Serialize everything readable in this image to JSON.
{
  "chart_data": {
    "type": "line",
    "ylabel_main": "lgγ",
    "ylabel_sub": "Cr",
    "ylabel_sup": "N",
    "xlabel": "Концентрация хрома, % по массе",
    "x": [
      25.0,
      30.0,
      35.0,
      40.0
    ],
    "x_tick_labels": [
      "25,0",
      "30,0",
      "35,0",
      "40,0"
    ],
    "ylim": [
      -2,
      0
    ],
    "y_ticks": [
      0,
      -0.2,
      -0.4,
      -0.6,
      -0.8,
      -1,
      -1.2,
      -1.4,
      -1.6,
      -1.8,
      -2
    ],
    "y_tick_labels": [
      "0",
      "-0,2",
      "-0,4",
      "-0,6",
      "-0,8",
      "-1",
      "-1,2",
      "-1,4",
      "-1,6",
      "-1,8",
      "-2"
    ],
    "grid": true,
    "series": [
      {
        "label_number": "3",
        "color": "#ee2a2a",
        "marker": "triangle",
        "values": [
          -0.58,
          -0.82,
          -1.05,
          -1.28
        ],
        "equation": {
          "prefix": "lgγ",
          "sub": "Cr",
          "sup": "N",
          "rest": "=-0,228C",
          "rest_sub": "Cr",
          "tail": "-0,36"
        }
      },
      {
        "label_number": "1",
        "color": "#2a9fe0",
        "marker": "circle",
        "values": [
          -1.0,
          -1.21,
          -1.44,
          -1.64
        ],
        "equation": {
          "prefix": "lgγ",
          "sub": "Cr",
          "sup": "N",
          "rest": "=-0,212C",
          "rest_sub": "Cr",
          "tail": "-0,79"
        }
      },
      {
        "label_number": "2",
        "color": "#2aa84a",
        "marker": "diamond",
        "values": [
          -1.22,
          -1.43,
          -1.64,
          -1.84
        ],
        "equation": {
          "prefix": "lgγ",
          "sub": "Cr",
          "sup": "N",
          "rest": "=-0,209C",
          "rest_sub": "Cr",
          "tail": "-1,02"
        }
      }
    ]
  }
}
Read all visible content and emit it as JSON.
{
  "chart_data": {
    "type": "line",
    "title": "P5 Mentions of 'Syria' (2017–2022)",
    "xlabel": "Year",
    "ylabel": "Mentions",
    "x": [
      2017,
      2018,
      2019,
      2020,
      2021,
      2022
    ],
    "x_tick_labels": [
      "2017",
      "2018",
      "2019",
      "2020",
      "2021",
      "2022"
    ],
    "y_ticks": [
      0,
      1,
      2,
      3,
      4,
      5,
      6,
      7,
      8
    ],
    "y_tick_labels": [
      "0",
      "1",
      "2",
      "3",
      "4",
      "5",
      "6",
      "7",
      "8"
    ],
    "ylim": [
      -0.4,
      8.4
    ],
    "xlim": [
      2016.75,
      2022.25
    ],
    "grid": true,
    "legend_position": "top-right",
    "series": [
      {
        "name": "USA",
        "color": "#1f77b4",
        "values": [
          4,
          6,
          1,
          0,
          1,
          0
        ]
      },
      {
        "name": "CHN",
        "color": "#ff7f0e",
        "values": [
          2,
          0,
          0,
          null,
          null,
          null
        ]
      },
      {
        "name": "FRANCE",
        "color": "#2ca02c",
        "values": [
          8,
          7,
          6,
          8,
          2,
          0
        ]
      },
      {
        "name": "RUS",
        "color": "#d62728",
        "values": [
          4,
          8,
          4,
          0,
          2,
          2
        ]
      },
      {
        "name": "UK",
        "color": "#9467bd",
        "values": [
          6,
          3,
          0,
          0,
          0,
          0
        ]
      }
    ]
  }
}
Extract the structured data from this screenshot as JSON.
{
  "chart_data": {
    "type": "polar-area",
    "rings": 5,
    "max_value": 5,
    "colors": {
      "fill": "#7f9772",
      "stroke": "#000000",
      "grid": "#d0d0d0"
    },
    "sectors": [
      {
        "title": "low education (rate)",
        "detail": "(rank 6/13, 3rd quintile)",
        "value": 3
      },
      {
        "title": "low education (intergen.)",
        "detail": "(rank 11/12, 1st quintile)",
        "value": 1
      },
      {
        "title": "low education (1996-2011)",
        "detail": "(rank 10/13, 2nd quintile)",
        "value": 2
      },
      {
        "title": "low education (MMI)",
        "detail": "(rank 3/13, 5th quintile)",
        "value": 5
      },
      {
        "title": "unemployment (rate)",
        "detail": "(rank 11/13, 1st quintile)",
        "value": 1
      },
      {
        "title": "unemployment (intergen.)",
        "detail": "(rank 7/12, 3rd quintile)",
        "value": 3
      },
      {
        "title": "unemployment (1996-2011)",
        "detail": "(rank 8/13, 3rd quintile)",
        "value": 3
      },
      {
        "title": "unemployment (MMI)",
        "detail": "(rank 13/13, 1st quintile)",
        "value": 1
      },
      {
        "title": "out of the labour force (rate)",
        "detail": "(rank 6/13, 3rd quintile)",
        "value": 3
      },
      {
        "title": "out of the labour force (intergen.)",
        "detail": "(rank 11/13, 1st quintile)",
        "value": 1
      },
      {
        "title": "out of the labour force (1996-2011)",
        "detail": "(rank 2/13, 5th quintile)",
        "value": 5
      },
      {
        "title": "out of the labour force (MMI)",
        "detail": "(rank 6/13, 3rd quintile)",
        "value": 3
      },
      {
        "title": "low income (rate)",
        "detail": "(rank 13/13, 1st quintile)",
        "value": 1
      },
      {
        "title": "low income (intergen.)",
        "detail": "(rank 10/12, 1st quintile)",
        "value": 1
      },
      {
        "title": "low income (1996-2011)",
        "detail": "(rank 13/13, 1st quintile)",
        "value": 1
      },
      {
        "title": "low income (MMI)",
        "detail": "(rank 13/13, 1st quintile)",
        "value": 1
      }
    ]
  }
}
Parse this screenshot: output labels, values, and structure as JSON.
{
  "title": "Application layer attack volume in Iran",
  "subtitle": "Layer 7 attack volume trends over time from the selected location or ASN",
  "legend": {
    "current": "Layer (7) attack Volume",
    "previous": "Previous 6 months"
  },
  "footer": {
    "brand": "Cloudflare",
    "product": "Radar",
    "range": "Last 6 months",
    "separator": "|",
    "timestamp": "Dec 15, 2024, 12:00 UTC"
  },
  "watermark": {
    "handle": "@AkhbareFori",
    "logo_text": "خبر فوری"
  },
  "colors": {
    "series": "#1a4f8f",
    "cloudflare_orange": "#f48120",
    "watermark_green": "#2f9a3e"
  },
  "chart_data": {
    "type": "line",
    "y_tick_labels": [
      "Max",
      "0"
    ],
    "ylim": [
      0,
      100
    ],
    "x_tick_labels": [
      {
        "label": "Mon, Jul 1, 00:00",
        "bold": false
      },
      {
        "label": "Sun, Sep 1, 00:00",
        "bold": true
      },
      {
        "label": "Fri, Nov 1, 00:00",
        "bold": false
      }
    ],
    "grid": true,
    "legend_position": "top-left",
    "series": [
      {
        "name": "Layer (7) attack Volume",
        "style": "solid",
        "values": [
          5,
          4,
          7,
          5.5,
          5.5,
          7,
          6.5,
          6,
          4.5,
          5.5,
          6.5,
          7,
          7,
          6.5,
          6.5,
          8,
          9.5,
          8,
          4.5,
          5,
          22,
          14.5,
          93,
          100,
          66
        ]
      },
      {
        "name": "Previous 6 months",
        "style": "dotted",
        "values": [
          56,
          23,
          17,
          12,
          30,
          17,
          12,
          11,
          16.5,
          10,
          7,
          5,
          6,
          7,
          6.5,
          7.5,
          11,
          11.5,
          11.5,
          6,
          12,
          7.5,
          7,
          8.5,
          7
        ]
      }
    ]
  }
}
====
• _Goal of the exercise_
Reproduce the listing shown above in its entirety, exactly.

• _Response_
Serialize everything readable in this image to JSON.
{
  "chart_data": {
    "type": "line",
    "ylabel_main": "lgγ",
    "ylabel_sub": "Cr",
    "ylabel_sup": "N",
    "xlabel": "Концентрация хрома, % по массе",
    "x": [
      25.0,
      30.0,
      35.0,
      40.0
    ],
    "x_tick_labels": [
      "25,0",
      "30,0",
      "35,0",
      "40,0"
    ],
    "ylim": [
      -2,
      0
    ],
    "y_ticks": [
      0,
      -0.2,
      -0.4,
      -0.6,
      -0.8,
      -1,
      -1.2,
      -1.4,
      -1.6,
      -1.8,
      -2
    ],
    "y_tick_labels": [
      "0",
      "-0,2",
      "-0,4",
      "-0,6",
      "-0,8",
      "-1",
      "-1,2",
      "-1,4",
      "-1,6",
      "-1,8",
      "-2"
    ],
    "grid": true,
    "series": [
      {
        "label_number": "3",
        "color": "#ee2a2a",
        "marker": "triangle",
        "values": [
          -0.58,
          -0.82,
          -1.05,
          -1.28
        ],
        "equation": {
          "prefix": "lgγ",
          "sub": "Cr",
          "sup": "N",
          "rest": "=-0,228C",
          "rest_sub": "Cr",
          "tail": "-0,36"
        }
      },
      {
        "label_number": "1",
        "color": "#2a9fe0",
        "marker": "circle",
        "values": [
          -1.0,
          -1.21,
          -1.44,
          -1.64
        ],
        "equation": {
          "prefix": "lgγ",
          "sub": "Cr",
          "sup": "N",
          "rest": "=-0,212C",
          "rest_sub": "Cr",
          "tail": "-0,79"
        }
      },
      {
        "label_number": "2",
        "color": "#2aa84a",
        "marker": "diamond",
        "values": [
          -1.22,
          -1.43,
          -1.64,
          -1.84
        ],
        "equation": {
          "prefix": "lgγ",
          "sub": "Cr",
          "sup": "N",
          "rest": "=-0,209C",
          "rest_sub": "Cr",
          "tail": "-1,02"
        }
      }
    ]
  }
}
Read all visible content and emit it as JSON.
{
  "chart_data": {
    "type": "line",
    "title": "P5 Mentions of 'Syria' (2017–2022)",
    "xlabel": "Year",
    "ylabel": "Mentions",
    "x": [
      2017,
      2018,
      2019,
      2020,
      2021,
      2022
    ],
    "x_tick_labels": [
      "2017",
      "2018",
      "2019",
      "2020",
      "2021",
      "2022"
    ],
    "y_ticks": [
      0,
      1,
      2,
      3,
      4,
      5,
      6,
      7,
      8
    ],
    "y_tick_labels": [
      "0",
      "1",
      "2",
      "3",
      "4",
      "5",
      "6",
      "7",
      "8"
    ],
    "ylim": [
      -0.4,
      8.4
    ],
    "xlim": [
      2016.75,
      2022.25
    ],
    "grid": true,
    "legend_position": "top-right",
    "series": [
      {
        "name": "USA",
        "color": "#1f77b4",
        "values": [
          4,
          6,
          1,
          0,
          1,
          0
        ]
      },
      {
        "name": "CHN",
        "color": "#ff7f0e",
        "values": [
          2,
          0,
          0,
          null,
          null,
          null
        ]
      },
      {
        "name": "FRANCE",
        "color": "#2ca02c",
        "values": [
          8,
          7,
          6,
          8,
          2,
          0
        ]
      },
      {
        "name": "RUS",
        "color": "#d62728",
        "values": [
          4,
          8,
          4,
          0,
          2,
          2
        ]
      },
      {
        "name": "UK",
        "color": "#9467bd",
        "values": [
          6,
          3,
          0,
          0,
          0,
          0
        ]
      }
    ]
  }
}
Extract the structured data from this screenshot as JSON.
{
  "chart_data": {
    "type": "polar-area",
    "rings": 5,
    "max_value": 5,
    "colors": {
      "fill": "#7f9772",
      "stroke": "#000000",
      "grid": "#d0d0d0"
    },
    "sectors": [
      {
        "title": "low education (rate)",
        "detail": "(rank 6/13, 3rd quintile)",
        "value": 3
      },
      {
        "title": "low education (intergen.)",
        "detail": "(rank 11/12, 1st quintile)",
        "value": 1
      },
      {
        "title": "low education (1996-2011)",
        "detail": "(rank 10/13, 2nd quintile)",
        "value": 2
      },
      {
        "title": "low education (MMI)",
        "detail": "(rank 3/13, 5th quintile)",
        "value": 5
      },
      {
        "title": "unemployment (rate)",
        "detail": "(rank 11/13, 1st quintile)",
        "value": 1
      },
      {
        "title": "unemployment (intergen.)",
        "detail": "(rank 7/12, 3rd quintile)",
        "value": 3
      },
      {
        "title": "unemployment (1996-2011)",
        "detail": "(rank 8/13, 3rd quintile)",
        "value": 3
      },
      {
        "title": "unemployment (MMI)",
        "detail": "(rank 13/13, 1st quintile)",
        "value": 1
      },
      {
        "title": "out of the labour force (rate)",
        "detail": "(rank 6/13, 3rd quintile)",
        "value": 3
      },
      {
        "title": "out of the labour force (intergen.)",
        "detail": "(rank 11/13, 1st quintile)",
        "value": 1
      },
      {
        "title": "out of the labour force (1996-2011)",
        "detail": "(rank 2/13, 5th quintile)",
        "value": 5
      },
      {
        "title": "out of the labour force (MMI)",
        "detail": "(rank 6/13, 3rd quintile)",
        "value": 3
      },
      {
        "title": "low income (rate)",
        "detail": "(rank 13/13, 1st quintile)",
        "value": 1
      },
      {
        "title": "low income (intergen.)",
        "detail": "(rank 10/12, 1st quintile)",
        "value": 1
      },
      {
        "title": "low income (1996-2011)",
        "detail": "(rank 13/13, 1st quintile)",
        "value": 1
      },
      {
        "title": "low income (MMI)",
        "detail": "(rank 13/13, 1st quintile)",
        "value": 1
      }
    ]
  }
}
Parse this screenshot: output labels, values, and structure as JSON.
{
  "title": "Application layer attack volume in Iran",
  "subtitle": "Layer 7 attack volume trends over time from the selected location or ASN",
  "legend": {
    "current": "Layer (7) attack Volume",
    "previous": "Previous 6 months"
  },
  "footer": {
    "brand": "Cloudflare",
    "product": "Radar",
    "range": "Last 6 months",
    "separator": "|",
    "timestamp": "Dec 15, 2024, 12:00 UTC"
  },
  "watermark": {
    "handle": "@AkhbareFori",
    "logo_text": "خبر فوری"
  },
  "colors": {
    "series": "#1a4f8f",
    "cloudflare_orange": "#f48120",
    "watermark_green": "#2f9a3e"
  },
  "chart_data": {
    "type": "line",
    "y_tick_labels": [
      "Max",
      "0"
    ],
    "ylim": [
      0,
      100
    ],
    "x_tick_labels": [
      {
        "label": "Mon, Jul 1, 00:00",
        "bold": false
      },
      {
        "label": "Sun, Sep 1, 00:00",
        "bold": true
      },
      {
        "label": "Fri, Nov 1, 00:00",
        "bold": false
      }
    ],
    "grid": true,
    "legend_position": "top-left",
    "series": [
      {
        "name": "Layer (7) attack Volume",
        "style": "solid",
        "values": [
          5,
          4,
          7,
          5.5,
          5.5,
          7,
          6.5,
          6,
          4.5,
          5.5,
          6.5,
          7,
          7,
          6.5,
          6.5,
          8,
          9.5,
          8,
          4.5,
          5,
          22,
          14.5,
          93,
          100,
          66
        ]
      },
      {
        "name": "Previous 6 months",
        "style": "dotted",
        "values": [
          56,
          23,
          17,
          12,
          30,
          17,
          12,
          11,
          16.5,
          10,
          7,
          5,
          6,
          7,
          6.5,
          7.5,
          11,
          11.5,
          11.5,
          6,
          12,
          7.5,
          7,
          8.5,
          7
        ]
      }
    ]
  }
}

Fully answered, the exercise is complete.